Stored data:
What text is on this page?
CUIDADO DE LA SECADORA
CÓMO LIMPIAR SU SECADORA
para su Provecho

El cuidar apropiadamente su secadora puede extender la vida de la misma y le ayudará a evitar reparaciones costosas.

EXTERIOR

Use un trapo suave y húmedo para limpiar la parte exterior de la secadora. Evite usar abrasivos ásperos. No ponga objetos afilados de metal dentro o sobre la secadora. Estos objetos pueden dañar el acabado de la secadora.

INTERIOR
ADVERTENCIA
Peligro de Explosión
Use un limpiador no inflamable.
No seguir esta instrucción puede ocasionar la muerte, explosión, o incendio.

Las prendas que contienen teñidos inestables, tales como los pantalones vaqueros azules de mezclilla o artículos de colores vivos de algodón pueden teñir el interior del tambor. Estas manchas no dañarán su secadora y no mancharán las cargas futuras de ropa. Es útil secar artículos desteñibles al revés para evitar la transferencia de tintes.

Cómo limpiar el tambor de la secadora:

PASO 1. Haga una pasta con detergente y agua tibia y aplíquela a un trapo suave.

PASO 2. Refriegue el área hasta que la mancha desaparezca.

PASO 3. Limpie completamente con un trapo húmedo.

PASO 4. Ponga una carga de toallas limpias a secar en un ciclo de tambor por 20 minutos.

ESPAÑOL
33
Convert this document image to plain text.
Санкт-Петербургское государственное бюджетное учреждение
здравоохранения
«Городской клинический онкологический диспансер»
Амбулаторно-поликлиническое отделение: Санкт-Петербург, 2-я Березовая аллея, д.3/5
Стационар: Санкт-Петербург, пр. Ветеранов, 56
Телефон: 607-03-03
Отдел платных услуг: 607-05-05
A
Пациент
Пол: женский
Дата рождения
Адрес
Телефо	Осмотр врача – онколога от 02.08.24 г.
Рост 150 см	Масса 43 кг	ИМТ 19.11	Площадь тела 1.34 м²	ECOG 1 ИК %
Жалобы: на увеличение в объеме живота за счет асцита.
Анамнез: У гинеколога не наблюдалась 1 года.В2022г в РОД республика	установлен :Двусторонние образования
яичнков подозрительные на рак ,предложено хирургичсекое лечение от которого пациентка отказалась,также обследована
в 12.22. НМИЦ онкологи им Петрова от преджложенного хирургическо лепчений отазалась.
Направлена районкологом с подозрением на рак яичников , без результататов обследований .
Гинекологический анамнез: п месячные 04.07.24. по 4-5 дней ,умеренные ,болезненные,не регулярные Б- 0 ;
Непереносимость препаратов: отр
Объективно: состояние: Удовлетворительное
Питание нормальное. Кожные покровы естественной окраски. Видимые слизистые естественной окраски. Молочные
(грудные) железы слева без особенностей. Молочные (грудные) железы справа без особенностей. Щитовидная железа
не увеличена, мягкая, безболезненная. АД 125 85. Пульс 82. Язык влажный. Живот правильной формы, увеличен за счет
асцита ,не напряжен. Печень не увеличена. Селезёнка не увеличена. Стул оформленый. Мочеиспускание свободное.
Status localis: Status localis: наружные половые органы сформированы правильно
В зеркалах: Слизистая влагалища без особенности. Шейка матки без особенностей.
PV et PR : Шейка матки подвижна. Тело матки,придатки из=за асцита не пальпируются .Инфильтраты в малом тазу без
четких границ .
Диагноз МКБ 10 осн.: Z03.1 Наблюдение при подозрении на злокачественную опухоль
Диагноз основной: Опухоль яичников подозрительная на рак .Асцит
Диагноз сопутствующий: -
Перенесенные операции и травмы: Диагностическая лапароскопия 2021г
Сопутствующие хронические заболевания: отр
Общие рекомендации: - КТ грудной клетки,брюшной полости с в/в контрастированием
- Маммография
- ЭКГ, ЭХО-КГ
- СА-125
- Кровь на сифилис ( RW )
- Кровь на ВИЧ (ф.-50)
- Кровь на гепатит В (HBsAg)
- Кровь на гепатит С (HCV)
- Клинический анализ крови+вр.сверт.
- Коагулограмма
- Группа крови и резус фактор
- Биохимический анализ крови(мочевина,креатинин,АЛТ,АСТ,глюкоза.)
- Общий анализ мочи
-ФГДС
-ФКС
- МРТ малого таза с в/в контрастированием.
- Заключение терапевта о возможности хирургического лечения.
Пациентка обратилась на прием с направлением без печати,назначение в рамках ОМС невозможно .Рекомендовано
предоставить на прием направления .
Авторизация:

Required task:
Count the lines of the data that include the string "Диагноз", and give only that number.

Expected answer:
3